### WRITTEN TASK
Skip the pictures. Copy all the rest of the records down exactly.

### INPUT FOR THIS TASK
━━━━━━━━━━━━━━━━━━━━━━━━━━━━━━

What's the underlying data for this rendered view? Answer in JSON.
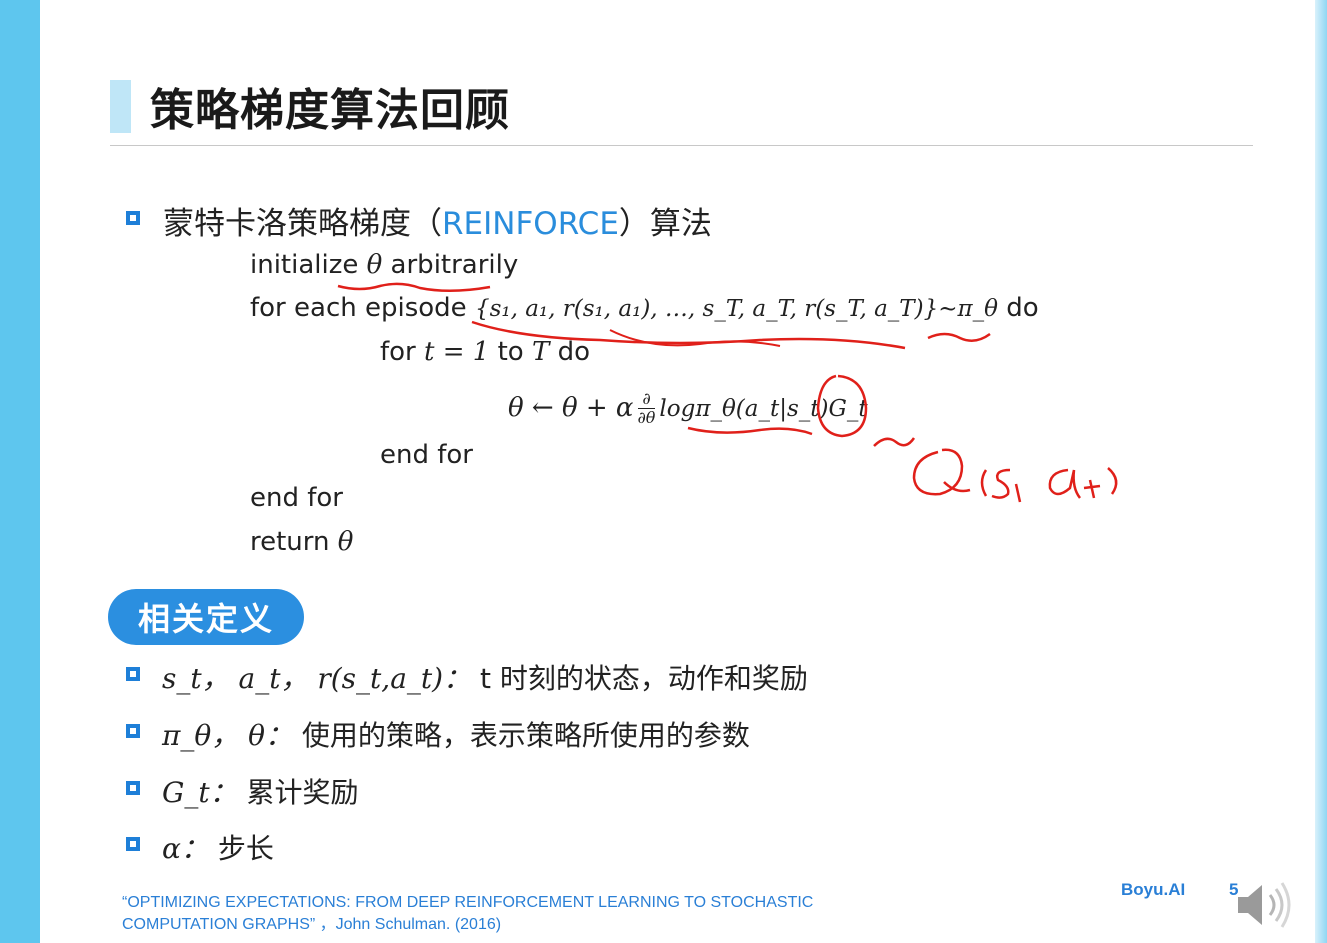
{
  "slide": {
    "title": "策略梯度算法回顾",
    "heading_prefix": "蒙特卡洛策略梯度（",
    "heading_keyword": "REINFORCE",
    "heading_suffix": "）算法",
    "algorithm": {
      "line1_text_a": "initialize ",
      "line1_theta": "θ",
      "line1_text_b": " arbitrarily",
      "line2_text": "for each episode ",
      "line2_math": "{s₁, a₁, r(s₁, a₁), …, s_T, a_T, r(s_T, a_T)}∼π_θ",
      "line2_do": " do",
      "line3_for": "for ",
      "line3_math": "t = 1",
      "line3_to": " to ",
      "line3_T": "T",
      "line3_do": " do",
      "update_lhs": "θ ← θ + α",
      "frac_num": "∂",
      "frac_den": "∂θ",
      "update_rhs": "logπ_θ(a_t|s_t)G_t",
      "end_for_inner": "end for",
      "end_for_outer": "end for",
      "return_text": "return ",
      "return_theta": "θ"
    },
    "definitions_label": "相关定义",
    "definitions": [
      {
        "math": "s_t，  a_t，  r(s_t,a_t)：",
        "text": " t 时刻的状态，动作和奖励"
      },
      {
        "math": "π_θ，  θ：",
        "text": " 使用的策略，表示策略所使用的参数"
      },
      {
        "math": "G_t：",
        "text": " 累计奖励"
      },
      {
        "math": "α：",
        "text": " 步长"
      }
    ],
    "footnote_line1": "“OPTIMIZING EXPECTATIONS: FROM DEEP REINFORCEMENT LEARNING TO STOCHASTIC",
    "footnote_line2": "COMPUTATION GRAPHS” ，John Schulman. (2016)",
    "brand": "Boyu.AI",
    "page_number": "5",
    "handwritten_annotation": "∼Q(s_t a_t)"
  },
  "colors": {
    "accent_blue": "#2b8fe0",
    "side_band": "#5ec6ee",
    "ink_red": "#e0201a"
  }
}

━━━━━━━━━━━━━━━━━━━━━━━━━━━━━━

### WRITTEN REPLY
What's the underlying data for this rendered view? Answer in JSON.
{
  "slide": {
    "title": "策略梯度算法回顾",
    "heading_prefix": "蒙特卡洛策略梯度（",
    "heading_keyword": "REINFORCE",
    "heading_suffix": "）算法",
    "algorithm": {
      "line1_text_a": "initialize ",
      "line1_theta": "θ",
      "line1_text_b": " arbitrarily",
      "line2_text": "for each episode ",
      "line2_math": "{s₁, a₁, r(s₁, a₁), …, s_T, a_T, r(s_T, a_T)}∼π_θ",
      "line2_do": " do",
      "line3_for": "for ",
      "line3_math": "t = 1",
      "line3_to": " to ",
      "line3_T": "T",
      "line3_do": " do",
      "update_lhs": "θ ← θ + α",
      "frac_num": "∂",
      "frac_den": "∂θ",
      "update_rhs": "logπ_θ(a_t|s_t)G_t",
      "end_for_inner": "end for",
      "end_for_outer": "end for",
      "return_text": "return ",
      "return_theta": "θ"
    },
    "definitions_label": "相关定义",
    "definitions": [
      {
        "math": "s_t，  a_t，  r(s_t,a_t)：",
        "text": " t 时刻的状态，动作和奖励"
      },
      {
        "math": "π_θ，  θ：",
        "text": " 使用的策略，表示策略所使用的参数"
      },
      {
        "math": "G_t：",
        "text": " 累计奖励"
      },
      {
        "math": "α：",
        "text": " 步长"
      }
    ],
    "footnote_line1": "“OPTIMIZING EXPECTATIONS: FROM DEEP REINFORCEMENT LEARNING TO STOCHASTIC",
    "footnote_line2": "COMPUTATION GRAPHS” ，John Schulman. (2016)",
    "brand": "Boyu.AI",
    "page_number": "5",
    "handwritten_annotation": "∼Q(s_t a_t)"
  },
  "colors": {
    "accent_blue": "#2b8fe0",
    "side_band": "#5ec6ee",
    "ink_red": "#e0201a"
  }
}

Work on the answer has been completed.